■ **Raw data**
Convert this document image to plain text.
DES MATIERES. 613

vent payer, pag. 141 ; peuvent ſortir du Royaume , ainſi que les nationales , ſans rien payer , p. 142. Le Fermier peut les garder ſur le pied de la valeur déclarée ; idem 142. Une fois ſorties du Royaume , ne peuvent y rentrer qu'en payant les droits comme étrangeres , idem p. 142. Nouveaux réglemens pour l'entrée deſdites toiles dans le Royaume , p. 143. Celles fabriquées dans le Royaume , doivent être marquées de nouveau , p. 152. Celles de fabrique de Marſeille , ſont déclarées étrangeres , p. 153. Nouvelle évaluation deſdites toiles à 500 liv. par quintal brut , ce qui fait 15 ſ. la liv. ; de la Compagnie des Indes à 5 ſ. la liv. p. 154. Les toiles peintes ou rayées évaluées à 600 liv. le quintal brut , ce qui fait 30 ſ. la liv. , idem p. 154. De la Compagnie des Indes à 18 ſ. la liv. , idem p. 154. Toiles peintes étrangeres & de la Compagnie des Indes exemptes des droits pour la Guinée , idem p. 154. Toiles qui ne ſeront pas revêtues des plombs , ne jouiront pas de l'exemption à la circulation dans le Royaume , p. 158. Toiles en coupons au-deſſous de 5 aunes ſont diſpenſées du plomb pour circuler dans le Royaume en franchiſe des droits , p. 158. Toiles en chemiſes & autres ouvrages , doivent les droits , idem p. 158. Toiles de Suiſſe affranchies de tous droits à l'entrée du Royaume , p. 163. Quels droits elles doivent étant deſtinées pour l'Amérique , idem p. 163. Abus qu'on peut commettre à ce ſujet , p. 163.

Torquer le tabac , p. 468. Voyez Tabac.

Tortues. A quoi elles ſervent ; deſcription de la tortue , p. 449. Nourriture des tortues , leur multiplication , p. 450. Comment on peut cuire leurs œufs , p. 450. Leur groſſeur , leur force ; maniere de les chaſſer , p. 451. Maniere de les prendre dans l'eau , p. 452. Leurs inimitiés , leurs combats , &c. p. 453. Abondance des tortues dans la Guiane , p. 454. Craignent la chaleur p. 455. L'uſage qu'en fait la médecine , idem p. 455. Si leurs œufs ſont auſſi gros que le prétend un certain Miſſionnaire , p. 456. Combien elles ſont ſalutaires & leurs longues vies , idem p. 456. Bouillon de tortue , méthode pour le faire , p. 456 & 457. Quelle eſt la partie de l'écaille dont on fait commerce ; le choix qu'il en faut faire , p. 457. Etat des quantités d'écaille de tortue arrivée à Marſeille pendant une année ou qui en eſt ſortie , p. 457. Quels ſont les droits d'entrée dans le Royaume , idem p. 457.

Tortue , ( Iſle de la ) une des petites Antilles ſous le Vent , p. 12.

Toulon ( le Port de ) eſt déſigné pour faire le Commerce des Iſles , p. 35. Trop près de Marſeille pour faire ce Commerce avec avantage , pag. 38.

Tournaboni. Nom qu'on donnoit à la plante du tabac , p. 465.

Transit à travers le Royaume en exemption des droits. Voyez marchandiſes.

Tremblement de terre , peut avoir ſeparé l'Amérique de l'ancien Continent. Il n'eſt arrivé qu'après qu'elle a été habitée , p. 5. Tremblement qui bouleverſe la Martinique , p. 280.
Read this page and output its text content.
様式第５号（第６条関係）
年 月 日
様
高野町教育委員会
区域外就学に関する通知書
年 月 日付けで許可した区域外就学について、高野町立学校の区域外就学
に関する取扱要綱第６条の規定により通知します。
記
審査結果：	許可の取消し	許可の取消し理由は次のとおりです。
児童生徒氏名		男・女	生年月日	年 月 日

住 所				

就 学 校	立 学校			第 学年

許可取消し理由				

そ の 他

■ **What is being asked**
Return exactly the lines from the one containing "Read this page and output its text content." to the last line of the data, and nothing more.

■ **Answer to the problem**
Read this page and output its text content.
様式第５号（第６条関係）
年 月 日
様
高野町教育委員会
区域外就学に関する通知書
年 月 日付けで許可した区域外就学について、高野町立学校の区域外就学
に関する取扱要綱第６条の規定により通知します。
記
審査結果：	許可の取消し	許可の取消し理由は次のとおりです。
児童生徒氏名		男・女	生年月日	年 月 日

住 所				

就 学 校	立 学校			第 学年

許可取消し理由				

そ の 他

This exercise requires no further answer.